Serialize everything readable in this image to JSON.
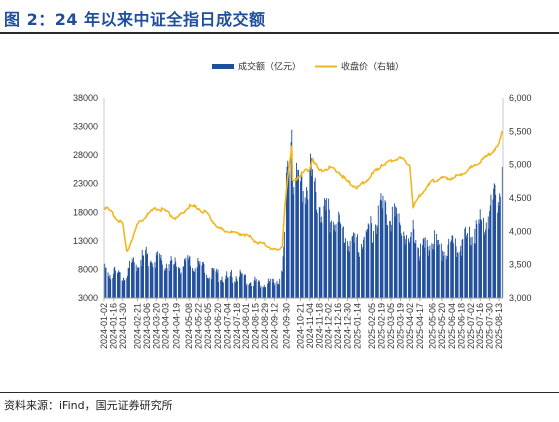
{
  "figure": {
    "title": "图 2：24 年以来中证全指日成交额",
    "source": "资料来源：iFind，国元证券研究所"
  },
  "chart_data": {
    "type": "bar",
    "title": "图 2：24 年以来中证全指日成交额",
    "legend_position": "top-center",
    "grid": false,
    "colors": {
      "bar": "#1f4e9c",
      "line": "#f0b81e"
    },
    "series": [
      {
        "name": "成交额（亿元）",
        "type": "bar",
        "axis": "left"
      },
      {
        "name": "收盘价（右轴）",
        "type": "line",
        "axis": "right"
      }
    ],
    "left_axis": {
      "ylim": [
        3000,
        38000
      ],
      "ticks": [
        "3000",
        "8000",
        "13000",
        "18000",
        "23000",
        "28000",
        "33000",
        "38000"
      ]
    },
    "right_axis": {
      "ylim": [
        3000,
        6000
      ],
      "ticks": [
        "3,000",
        "3,500",
        "4,000",
        "4,500",
        "5,000",
        "5,500",
        "6,000"
      ]
    },
    "x_ticks": [
      "2024-01-02",
      "2024-01-16",
      "2024-01-30",
      "2024-02-21",
      "2024-03-06",
      "2024-03-20",
      "2024-04-03",
      "2024-04-19",
      "2024-05-08",
      "2024-05-22",
      "2024-06-05",
      "2024-06-20",
      "2024-07-04",
      "2024-07-18",
      "2024-08-01",
      "2024-08-15",
      "2024-08-29",
      "2024-09-12",
      "2024-09-30",
      "2024-10-21",
      "2024-11-04",
      "2024-11-18",
      "2024-12-02",
      "2024-12-16",
      "2024-12-30",
      "2025-01-14",
      "2025-02-05",
      "2025-02-19",
      "2025-03-05",
      "2025-03-19",
      "2025-04-02",
      "2025-04-17",
      "2025-05-06",
      "2025-05-20",
      "2025-06-04",
      "2025-06-18",
      "2025-07-02",
      "2025-07-16",
      "2025-07-30",
      "2025-08-13"
    ],
    "turnover_keypoints": [
      [
        "2024-01-02",
        7800
      ],
      [
        "2024-01-30",
        7000
      ],
      [
        "2024-02-21",
        9500
      ],
      [
        "2024-03-06",
        10500
      ],
      [
        "2024-03-20",
        9800
      ],
      [
        "2024-04-03",
        9200
      ],
      [
        "2024-04-19",
        8500
      ],
      [
        "2024-05-08",
        9000
      ],
      [
        "2024-05-22",
        8500
      ],
      [
        "2024-06-05",
        7500
      ],
      [
        "2024-06-20",
        7000
      ],
      [
        "2024-07-04",
        6500
      ],
      [
        "2024-07-18",
        7000
      ],
      [
        "2024-08-01",
        6300
      ],
      [
        "2024-08-15",
        5800
      ],
      [
        "2024-08-29",
        5800
      ],
      [
        "2024-09-12",
        5500
      ],
      [
        "2024-09-24",
        7000
      ],
      [
        "2024-09-27",
        14000
      ],
      [
        "2024-09-30",
        24000
      ],
      [
        "2024-10-08",
        33500
      ],
      [
        "2024-10-09",
        25000
      ],
      [
        "2024-10-21",
        21000
      ],
      [
        "2024-11-04",
        25000
      ],
      [
        "2024-11-18",
        20000
      ],
      [
        "2024-12-02",
        17500
      ],
      [
        "2024-12-16",
        15500
      ],
      [
        "2024-12-30",
        13500
      ],
      [
        "2025-01-14",
        12000
      ],
      [
        "2025-02-05",
        15000
      ],
      [
        "2025-02-19",
        18500
      ],
      [
        "2025-03-05",
        17500
      ],
      [
        "2025-03-19",
        16000
      ],
      [
        "2025-04-02",
        12500
      ],
      [
        "2025-04-07",
        16000
      ],
      [
        "2025-04-17",
        11000
      ],
      [
        "2025-05-06",
        13000
      ],
      [
        "2025-05-20",
        11500
      ],
      [
        "2025-06-04",
        12000
      ],
      [
        "2025-06-18",
        12500
      ],
      [
        "2025-07-02",
        14500
      ],
      [
        "2025-07-16",
        16000
      ],
      [
        "2025-07-30",
        18500
      ],
      [
        "2025-08-13",
        22000
      ],
      [
        "2025-08-18",
        27000
      ]
    ],
    "close_keypoints": [
      [
        "2024-01-02",
        4380
      ],
      [
        "2024-01-16",
        4250
      ],
      [
        "2024-01-30",
        4100
      ],
      [
        "2024-02-05",
        3680
      ],
      [
        "2024-02-21",
        4100
      ],
      [
        "2024-03-06",
        4250
      ],
      [
        "2024-03-20",
        4350
      ],
      [
        "2024-04-03",
        4300
      ],
      [
        "2024-04-19",
        4180
      ],
      [
        "2024-05-08",
        4380
      ],
      [
        "2024-05-22",
        4350
      ],
      [
        "2024-06-05",
        4250
      ],
      [
        "2024-06-20",
        4050
      ],
      [
        "2024-07-04",
        4000
      ],
      [
        "2024-07-18",
        3970
      ],
      [
        "2024-08-01",
        3950
      ],
      [
        "2024-08-15",
        3850
      ],
      [
        "2024-08-29",
        3800
      ],
      [
        "2024-09-12",
        3730
      ],
      [
        "2024-09-18",
        3700
      ],
      [
        "2024-09-24",
        3800
      ],
      [
        "2024-09-27",
        4300
      ],
      [
        "2024-09-30",
        4650
      ],
      [
        "2024-10-08",
        5250
      ],
      [
        "2024-10-09",
        4750
      ],
      [
        "2024-10-21",
        4850
      ],
      [
        "2024-11-04",
        4950
      ],
      [
        "2024-11-08",
        5100
      ],
      [
        "2024-11-18",
        4900
      ],
      [
        "2024-12-02",
        4950
      ],
      [
        "2024-12-16",
        4900
      ],
      [
        "2024-12-30",
        4750
      ],
      [
        "2025-01-14",
        4650
      ],
      [
        "2025-02-05",
        4850
      ],
      [
        "2025-02-19",
        5000
      ],
      [
        "2025-03-05",
        5050
      ],
      [
        "2025-03-19",
        5100
      ],
      [
        "2025-04-02",
        5000
      ],
      [
        "2025-04-07",
        4350
      ],
      [
        "2025-04-17",
        4550
      ],
      [
        "2025-05-06",
        4750
      ],
      [
        "2025-05-20",
        4800
      ],
      [
        "2025-06-04",
        4800
      ],
      [
        "2025-06-18",
        4850
      ],
      [
        "2025-07-02",
        4950
      ],
      [
        "2025-07-16",
        5050
      ],
      [
        "2025-07-30",
        5150
      ],
      [
        "2025-08-13",
        5300
      ],
      [
        "2025-08-18",
        5500
      ]
    ]
  }
}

---*---

__Requirement__
Quote each record exactly as it stands, minus the pictures.

__Task result__
Serialize everything readable in this image to JSON.
{
  "figure": {
    "title": "图 2：24 年以来中证全指日成交额",
    "source": "资料来源：iFind，国元证券研究所"
  },
  "chart_data": {
    "type": "bar",
    "title": "图 2：24 年以来中证全指日成交额",
    "legend_position": "top-center",
    "grid": false,
    "colors": {
      "bar": "#1f4e9c",
      "line": "#f0b81e"
    },
    "series": [
      {
        "name": "成交额（亿元）",
        "type": "bar",
        "axis": "left"
      },
      {
        "name": "收盘价（右轴）",
        "type": "line",
        "axis": "right"
      }
    ],
    "left_axis": {
      "ylim": [
        3000,
        38000
      ],
      "ticks": [
        "3000",
        "8000",
        "13000",
        "18000",
        "23000",
        "28000",
        "33000",
        "38000"
      ]
    },
    "right_axis": {
      "ylim": [
        3000,
        6000
      ],
      "ticks": [
        "3,000",
        "3,500",
        "4,000",
        "4,500",
        "5,000",
        "5,500",
        "6,000"
      ]
    },
    "x_ticks": [
      "2024-01-02",
      "2024-01-16",
      "2024-01-30",
      "2024-02-21",
      "2024-03-06",
      "2024-03-20",
      "2024-04-03",
      "2024-04-19",
      "2024-05-08",
      "2024-05-22",
      "2024-06-05",
      "2024-06-20",
      "2024-07-04",
      "2024-07-18",
      "2024-08-01",
      "2024-08-15",
      "2024-08-29",
      "2024-09-12",
      "2024-09-30",
      "2024-10-21",
      "2024-11-04",
      "2024-11-18",
      "2024-12-02",
      "2024-12-16",
      "2024-12-30",
      "2025-01-14",
      "2025-02-05",
      "2025-02-19",
      "2025-03-05",
      "2025-03-19",
      "2025-04-02",
      "2025-04-17",
      "2025-05-06",
      "2025-05-20",
      "2025-06-04",
      "2025-06-18",
      "2025-07-02",
      "2025-07-16",
      "2025-07-30",
      "2025-08-13"
    ],
    "turnover_keypoints": [
      [
        "2024-01-02",
        7800
      ],
      [
        "2024-01-30",
        7000
      ],
      [
        "2024-02-21",
        9500
      ],
      [
        "2024-03-06",
        10500
      ],
      [
        "2024-03-20",
        9800
      ],
      [
        "2024-04-03",
        9200
      ],
      [
        "2024-04-19",
        8500
      ],
      [
        "2024-05-08",
        9000
      ],
      [
        "2024-05-22",
        8500
      ],
      [
        "2024-06-05",
        7500
      ],
      [
        "2024-06-20",
        7000
      ],
      [
        "2024-07-04",
        6500
      ],
      [
        "2024-07-18",
        7000
      ],
      [
        "2024-08-01",
        6300
      ],
      [
        "2024-08-15",
        5800
      ],
      [
        "2024-08-29",
        5800
      ],
      [
        "2024-09-12",
        5500
      ],
      [
        "2024-09-24",
        7000
      ],
      [
        "2024-09-27",
        14000
      ],
      [
        "2024-09-30",
        24000
      ],
      [
        "2024-10-08",
        33500
      ],
      [
        "2024-10-09",
        25000
      ],
      [
        "2024-10-21",
        21000
      ],
      [
        "2024-11-04",
        25000
      ],
      [
        "2024-11-18",
        20000
      ],
      [
        "2024-12-02",
        17500
      ],
      [
        "2024-12-16",
        15500
      ],
      [
        "2024-12-30",
        13500
      ],
      [
        "2025-01-14",
        12000
      ],
      [
        "2025-02-05",
        15000
      ],
      [
        "2025-02-19",
        18500
      ],
      [
        "2025-03-05",
        17500
      ],
      [
        "2025-03-19",
        16000
      ],
      [
        "2025-04-02",
        12500
      ],
      [
        "2025-04-07",
        16000
      ],
      [
        "2025-04-17",
        11000
      ],
      [
        "2025-05-06",
        13000
      ],
      [
        "2025-05-20",
        11500
      ],
      [
        "2025-06-04",
        12000
      ],
      [
        "2025-06-18",
        12500
      ],
      [
        "2025-07-02",
        14500
      ],
      [
        "2025-07-16",
        16000
      ],
      [
        "2025-07-30",
        18500
      ],
      [
        "2025-08-13",
        22000
      ],
      [
        "2025-08-18",
        27000
      ]
    ],
    "close_keypoints": [
      [
        "2024-01-02",
        4380
      ],
      [
        "2024-01-16",
        4250
      ],
      [
        "2024-01-30",
        4100
      ],
      [
        "2024-02-05",
        3680
      ],
      [
        "2024-02-21",
        4100
      ],
      [
        "2024-03-06",
        4250
      ],
      [
        "2024-03-20",
        4350
      ],
      [
        "2024-04-03",
        4300
      ],
      [
        "2024-04-19",
        4180
      ],
      [
        "2024-05-08",
        4380
      ],
      [
        "2024-05-22",
        4350
      ],
      [
        "2024-06-05",
        4250
      ],
      [
        "2024-06-20",
        4050
      ],
      [
        "2024-07-04",
        4000
      ],
      [
        "2024-07-18",
        3970
      ],
      [
        "2024-08-01",
        3950
      ],
      [
        "2024-08-15",
        3850
      ],
      [
        "2024-08-29",
        3800
      ],
      [
        "2024-09-12",
        3730
      ],
      [
        "2024-09-18",
        3700
      ],
      [
        "2024-09-24",
        3800
      ],
      [
        "2024-09-27",
        4300
      ],
      [
        "2024-09-30",
        4650
      ],
      [
        "2024-10-08",
        5250
      ],
      [
        "2024-10-09",
        4750
      ],
      [
        "2024-10-21",
        4850
      ],
      [
        "2024-11-04",
        4950
      ],
      [
        "2024-11-08",
        5100
      ],
      [
        "2024-11-18",
        4900
      ],
      [
        "2024-12-02",
        4950
      ],
      [
        "2024-12-16",
        4900
      ],
      [
        "2024-12-30",
        4750
      ],
      [
        "2025-01-14",
        4650
      ],
      [
        "2025-02-05",
        4850
      ],
      [
        "2025-02-19",
        5000
      ],
      [
        "2025-03-05",
        5050
      ],
      [
        "2025-03-19",
        5100
      ],
      [
        "2025-04-02",
        5000
      ],
      [
        "2025-04-07",
        4350
      ],
      [
        "2025-04-17",
        4550
      ],
      [
        "2025-05-06",
        4750
      ],
      [
        "2025-05-20",
        4800
      ],
      [
        "2025-06-04",
        4800
      ],
      [
        "2025-06-18",
        4850
      ],
      [
        "2025-07-02",
        4950
      ],
      [
        "2025-07-16",
        5050
      ],
      [
        "2025-07-30",
        5150
      ],
      [
        "2025-08-13",
        5300
      ],
      [
        "2025-08-18",
        5500
      ]
    ]
  }
}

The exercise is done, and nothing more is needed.